Answer with a single number: the count of lines that include the string "this".

* [Stored items]
##########
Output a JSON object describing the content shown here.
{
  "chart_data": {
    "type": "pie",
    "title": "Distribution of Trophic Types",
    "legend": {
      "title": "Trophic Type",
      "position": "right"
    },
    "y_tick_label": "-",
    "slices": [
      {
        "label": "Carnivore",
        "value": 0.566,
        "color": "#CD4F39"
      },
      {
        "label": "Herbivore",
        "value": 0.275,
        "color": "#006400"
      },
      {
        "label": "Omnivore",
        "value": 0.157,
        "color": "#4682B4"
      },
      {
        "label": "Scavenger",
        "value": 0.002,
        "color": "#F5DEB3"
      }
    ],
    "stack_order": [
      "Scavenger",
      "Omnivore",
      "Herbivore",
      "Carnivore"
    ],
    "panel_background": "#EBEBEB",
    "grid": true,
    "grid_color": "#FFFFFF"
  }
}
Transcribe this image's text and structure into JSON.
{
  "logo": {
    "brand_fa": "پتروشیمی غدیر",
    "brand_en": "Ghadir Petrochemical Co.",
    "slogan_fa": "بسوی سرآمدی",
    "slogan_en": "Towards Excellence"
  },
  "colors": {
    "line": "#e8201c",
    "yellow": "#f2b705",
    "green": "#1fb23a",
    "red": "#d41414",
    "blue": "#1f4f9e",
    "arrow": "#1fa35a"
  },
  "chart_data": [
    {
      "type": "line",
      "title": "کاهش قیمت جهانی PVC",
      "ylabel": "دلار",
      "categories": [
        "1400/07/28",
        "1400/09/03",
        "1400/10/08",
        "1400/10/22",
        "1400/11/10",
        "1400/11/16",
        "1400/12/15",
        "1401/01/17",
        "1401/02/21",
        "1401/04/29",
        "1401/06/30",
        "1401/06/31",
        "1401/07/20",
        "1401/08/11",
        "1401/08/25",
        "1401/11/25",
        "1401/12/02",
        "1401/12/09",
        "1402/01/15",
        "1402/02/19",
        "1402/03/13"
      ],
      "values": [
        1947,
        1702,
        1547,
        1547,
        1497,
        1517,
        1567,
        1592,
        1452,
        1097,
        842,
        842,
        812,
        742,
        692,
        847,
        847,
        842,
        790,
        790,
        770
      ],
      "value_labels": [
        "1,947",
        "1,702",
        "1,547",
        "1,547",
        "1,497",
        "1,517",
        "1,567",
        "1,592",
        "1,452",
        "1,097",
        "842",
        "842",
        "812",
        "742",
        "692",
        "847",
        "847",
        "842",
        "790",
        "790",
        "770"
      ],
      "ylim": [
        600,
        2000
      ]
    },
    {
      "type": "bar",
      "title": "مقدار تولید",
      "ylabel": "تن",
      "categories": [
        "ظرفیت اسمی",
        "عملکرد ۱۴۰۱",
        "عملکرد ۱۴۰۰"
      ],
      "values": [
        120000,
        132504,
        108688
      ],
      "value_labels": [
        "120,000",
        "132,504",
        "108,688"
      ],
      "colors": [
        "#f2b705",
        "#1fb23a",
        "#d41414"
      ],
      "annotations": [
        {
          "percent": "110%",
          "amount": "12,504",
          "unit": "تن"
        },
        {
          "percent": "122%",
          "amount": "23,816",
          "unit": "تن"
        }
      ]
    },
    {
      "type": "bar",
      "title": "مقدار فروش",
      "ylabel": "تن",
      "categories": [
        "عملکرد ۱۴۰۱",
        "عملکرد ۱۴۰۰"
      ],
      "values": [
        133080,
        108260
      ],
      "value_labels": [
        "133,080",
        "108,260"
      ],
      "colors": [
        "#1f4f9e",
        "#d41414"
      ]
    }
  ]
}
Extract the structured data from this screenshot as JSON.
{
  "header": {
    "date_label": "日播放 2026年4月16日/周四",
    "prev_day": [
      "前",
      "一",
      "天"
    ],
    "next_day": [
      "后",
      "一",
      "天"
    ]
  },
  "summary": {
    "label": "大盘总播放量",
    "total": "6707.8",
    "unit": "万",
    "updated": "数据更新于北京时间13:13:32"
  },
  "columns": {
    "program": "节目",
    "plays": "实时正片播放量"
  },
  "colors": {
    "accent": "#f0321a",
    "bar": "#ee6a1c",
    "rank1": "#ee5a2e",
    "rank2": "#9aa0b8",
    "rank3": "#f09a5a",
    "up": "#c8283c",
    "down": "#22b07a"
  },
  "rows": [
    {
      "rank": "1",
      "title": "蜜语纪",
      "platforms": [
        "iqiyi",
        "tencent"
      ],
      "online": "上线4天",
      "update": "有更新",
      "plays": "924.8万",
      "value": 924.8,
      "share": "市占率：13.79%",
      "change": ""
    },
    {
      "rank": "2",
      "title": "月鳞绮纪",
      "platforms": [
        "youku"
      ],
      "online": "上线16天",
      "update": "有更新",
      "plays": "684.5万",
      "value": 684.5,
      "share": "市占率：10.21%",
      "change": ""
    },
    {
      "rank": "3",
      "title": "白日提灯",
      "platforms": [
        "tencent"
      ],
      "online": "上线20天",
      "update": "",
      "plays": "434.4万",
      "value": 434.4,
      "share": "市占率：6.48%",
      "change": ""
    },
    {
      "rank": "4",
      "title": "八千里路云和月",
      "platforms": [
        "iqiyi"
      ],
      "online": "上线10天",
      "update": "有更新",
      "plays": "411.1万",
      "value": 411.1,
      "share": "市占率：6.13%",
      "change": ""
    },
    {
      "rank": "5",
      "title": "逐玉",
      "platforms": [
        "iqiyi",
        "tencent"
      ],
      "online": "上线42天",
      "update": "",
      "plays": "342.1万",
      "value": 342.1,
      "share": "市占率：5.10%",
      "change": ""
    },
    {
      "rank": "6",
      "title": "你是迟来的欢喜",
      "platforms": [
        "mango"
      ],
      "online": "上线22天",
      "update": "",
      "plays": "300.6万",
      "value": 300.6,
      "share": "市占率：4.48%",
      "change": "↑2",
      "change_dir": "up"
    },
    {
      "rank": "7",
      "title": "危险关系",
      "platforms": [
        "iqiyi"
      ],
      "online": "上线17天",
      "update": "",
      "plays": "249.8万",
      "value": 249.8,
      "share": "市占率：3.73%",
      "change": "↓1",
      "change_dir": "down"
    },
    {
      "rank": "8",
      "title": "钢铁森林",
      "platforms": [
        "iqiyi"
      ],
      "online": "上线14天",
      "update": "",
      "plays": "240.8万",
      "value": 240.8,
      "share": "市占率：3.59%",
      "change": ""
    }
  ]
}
##########
* [FULL SOLUTION]
2